## Data lines

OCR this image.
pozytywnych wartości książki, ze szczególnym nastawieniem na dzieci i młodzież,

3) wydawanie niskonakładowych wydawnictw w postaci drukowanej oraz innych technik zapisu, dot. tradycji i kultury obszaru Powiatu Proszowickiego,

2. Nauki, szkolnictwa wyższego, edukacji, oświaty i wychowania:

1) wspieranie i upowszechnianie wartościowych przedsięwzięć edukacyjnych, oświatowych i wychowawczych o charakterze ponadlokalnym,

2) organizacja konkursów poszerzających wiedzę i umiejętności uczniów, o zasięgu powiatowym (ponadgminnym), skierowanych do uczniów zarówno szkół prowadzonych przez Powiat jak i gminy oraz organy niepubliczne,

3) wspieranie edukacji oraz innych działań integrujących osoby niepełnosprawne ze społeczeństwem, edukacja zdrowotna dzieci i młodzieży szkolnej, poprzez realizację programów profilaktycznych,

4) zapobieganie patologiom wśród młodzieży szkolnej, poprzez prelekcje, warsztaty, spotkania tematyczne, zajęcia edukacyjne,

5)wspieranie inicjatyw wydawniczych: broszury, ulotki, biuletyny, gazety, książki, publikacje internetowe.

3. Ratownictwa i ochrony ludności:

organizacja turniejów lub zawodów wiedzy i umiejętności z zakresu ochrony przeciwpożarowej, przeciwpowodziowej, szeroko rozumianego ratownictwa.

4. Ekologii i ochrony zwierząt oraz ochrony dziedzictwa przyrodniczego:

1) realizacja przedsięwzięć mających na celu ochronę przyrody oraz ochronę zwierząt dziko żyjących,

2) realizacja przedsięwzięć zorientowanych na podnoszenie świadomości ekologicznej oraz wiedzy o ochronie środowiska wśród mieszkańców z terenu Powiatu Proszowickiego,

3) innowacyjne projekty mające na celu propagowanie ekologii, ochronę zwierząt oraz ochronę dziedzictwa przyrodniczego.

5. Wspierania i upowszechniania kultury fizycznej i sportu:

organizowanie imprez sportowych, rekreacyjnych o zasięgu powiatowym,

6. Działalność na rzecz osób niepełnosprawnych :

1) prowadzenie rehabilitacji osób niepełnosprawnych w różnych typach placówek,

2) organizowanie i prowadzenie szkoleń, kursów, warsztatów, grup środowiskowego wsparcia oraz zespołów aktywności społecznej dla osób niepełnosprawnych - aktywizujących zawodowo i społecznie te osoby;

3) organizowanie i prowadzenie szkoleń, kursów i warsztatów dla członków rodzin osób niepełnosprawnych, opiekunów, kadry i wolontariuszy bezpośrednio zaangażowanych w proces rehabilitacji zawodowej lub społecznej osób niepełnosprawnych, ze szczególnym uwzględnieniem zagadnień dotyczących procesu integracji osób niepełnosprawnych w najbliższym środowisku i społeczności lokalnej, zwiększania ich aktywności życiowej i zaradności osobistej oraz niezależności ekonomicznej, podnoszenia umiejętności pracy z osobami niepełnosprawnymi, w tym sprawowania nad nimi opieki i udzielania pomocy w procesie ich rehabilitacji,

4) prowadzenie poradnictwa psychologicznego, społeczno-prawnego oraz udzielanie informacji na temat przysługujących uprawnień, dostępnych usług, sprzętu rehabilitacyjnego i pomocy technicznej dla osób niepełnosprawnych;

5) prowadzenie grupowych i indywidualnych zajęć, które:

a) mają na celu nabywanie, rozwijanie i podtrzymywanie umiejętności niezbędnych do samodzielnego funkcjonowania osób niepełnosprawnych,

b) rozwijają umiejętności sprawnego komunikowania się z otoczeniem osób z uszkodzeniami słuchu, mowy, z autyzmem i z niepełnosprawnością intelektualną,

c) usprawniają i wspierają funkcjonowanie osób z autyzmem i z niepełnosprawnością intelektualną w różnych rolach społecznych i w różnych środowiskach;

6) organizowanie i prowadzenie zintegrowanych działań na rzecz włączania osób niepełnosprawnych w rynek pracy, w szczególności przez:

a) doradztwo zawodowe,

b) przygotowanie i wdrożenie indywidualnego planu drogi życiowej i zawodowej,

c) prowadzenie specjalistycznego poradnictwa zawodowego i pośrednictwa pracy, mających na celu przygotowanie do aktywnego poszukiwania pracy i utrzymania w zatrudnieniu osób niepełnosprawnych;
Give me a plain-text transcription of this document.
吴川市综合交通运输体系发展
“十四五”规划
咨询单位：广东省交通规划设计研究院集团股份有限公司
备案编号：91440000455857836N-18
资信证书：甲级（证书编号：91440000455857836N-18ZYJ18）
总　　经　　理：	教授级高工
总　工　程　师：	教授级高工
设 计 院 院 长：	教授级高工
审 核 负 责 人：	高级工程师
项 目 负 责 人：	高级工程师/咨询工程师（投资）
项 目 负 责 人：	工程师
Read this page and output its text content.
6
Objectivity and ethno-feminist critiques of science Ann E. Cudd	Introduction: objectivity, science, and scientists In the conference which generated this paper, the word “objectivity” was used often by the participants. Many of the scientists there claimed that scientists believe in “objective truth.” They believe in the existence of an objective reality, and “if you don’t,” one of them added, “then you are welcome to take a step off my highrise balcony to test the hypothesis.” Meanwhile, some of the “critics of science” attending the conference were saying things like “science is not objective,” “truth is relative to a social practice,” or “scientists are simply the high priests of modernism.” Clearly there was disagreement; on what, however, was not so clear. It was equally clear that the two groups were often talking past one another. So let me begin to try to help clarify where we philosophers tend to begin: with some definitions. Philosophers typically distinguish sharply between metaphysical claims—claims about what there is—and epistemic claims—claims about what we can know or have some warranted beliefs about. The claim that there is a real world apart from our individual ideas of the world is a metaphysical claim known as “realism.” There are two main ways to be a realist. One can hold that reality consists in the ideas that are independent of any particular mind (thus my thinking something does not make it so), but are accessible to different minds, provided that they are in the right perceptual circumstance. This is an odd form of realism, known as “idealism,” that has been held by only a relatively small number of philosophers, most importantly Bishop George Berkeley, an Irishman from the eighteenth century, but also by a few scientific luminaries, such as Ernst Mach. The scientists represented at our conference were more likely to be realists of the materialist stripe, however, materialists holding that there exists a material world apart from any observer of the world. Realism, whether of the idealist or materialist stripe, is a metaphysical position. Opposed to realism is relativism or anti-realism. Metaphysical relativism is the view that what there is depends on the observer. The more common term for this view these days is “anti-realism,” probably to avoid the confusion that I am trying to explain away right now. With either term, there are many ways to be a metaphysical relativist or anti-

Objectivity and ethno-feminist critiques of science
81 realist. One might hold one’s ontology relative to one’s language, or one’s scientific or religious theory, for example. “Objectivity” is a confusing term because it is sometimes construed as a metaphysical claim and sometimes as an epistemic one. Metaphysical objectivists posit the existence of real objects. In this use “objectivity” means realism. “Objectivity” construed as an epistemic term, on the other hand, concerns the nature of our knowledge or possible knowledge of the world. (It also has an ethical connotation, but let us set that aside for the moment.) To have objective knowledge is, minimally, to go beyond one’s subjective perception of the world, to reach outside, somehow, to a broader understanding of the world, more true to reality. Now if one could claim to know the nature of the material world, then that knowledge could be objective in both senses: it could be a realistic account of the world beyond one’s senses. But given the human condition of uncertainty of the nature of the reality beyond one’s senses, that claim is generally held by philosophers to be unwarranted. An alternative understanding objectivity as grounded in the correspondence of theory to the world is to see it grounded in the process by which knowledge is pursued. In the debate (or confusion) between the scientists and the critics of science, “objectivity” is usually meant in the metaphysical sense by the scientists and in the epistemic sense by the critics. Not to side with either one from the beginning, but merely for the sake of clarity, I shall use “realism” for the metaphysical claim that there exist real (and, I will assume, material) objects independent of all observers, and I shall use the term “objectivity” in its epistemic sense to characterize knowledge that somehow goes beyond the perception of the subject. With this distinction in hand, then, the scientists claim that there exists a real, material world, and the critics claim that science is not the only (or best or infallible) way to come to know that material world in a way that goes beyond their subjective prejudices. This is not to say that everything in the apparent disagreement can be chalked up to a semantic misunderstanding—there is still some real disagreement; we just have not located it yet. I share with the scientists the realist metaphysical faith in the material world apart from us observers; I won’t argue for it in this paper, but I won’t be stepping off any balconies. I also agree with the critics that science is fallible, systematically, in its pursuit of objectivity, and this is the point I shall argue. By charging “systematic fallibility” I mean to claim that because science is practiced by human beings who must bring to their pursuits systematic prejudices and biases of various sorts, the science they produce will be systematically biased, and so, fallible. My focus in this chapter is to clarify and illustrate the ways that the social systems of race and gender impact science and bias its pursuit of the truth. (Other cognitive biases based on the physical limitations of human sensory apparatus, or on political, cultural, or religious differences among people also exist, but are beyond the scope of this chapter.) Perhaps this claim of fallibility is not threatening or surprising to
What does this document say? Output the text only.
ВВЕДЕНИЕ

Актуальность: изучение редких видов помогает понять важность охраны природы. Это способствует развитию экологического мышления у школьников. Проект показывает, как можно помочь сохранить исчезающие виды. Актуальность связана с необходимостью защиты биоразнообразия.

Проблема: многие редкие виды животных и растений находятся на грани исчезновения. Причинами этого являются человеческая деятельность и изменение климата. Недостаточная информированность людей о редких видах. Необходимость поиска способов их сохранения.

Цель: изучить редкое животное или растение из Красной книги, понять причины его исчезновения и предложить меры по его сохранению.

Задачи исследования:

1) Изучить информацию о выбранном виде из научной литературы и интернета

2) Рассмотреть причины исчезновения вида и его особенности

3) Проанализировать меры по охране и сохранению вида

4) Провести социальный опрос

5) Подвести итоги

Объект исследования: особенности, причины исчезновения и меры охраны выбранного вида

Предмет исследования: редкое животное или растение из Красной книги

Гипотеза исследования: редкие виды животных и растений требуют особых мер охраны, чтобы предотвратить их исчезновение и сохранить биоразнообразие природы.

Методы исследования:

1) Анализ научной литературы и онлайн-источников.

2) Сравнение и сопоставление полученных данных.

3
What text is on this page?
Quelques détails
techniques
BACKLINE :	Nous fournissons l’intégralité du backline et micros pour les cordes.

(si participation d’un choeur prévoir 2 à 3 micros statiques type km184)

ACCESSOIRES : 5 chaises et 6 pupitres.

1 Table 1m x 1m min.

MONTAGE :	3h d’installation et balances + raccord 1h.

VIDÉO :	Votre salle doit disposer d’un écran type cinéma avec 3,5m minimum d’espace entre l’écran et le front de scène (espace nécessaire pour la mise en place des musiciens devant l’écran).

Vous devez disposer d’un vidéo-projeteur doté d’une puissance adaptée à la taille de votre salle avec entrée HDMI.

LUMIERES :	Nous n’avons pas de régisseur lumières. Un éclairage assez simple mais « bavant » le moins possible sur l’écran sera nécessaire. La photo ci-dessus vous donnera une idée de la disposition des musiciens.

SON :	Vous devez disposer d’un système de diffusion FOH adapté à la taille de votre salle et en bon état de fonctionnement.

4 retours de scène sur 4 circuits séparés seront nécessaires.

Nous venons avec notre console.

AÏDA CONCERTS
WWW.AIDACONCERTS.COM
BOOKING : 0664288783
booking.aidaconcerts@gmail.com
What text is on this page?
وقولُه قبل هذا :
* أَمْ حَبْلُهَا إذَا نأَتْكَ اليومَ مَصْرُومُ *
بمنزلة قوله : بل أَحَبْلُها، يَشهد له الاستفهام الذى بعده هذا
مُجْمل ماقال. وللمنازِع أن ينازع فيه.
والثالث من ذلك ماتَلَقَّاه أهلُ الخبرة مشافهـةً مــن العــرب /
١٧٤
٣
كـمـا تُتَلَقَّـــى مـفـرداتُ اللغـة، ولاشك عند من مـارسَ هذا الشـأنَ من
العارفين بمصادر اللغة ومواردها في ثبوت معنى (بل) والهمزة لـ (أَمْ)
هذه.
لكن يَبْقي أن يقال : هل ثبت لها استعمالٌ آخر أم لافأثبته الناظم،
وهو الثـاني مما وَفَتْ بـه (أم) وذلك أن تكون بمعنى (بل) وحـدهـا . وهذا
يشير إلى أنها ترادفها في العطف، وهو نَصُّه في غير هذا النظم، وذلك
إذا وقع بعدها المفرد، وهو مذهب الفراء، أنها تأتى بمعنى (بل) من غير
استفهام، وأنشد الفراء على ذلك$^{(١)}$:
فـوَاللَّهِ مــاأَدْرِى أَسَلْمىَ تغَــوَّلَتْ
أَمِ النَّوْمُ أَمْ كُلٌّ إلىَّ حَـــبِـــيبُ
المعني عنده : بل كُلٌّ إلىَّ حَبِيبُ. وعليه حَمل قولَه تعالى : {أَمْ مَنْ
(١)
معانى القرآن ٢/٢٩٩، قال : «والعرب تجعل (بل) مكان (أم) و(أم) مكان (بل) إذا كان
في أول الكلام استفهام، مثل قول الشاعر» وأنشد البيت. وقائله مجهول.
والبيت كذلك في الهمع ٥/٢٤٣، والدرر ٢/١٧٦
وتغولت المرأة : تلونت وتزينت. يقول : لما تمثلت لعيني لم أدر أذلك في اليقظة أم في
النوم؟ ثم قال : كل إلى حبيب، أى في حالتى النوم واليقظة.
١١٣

## Written request
For each line in the data above that contains the string "редкое", extract the line.

## Full response
Цель: изучить редкое животное или растение из Красной книги, понять причины его исчезновения и предложить меры по его сохранению.
Предмет исследования: редкое животное или растение из Красной книги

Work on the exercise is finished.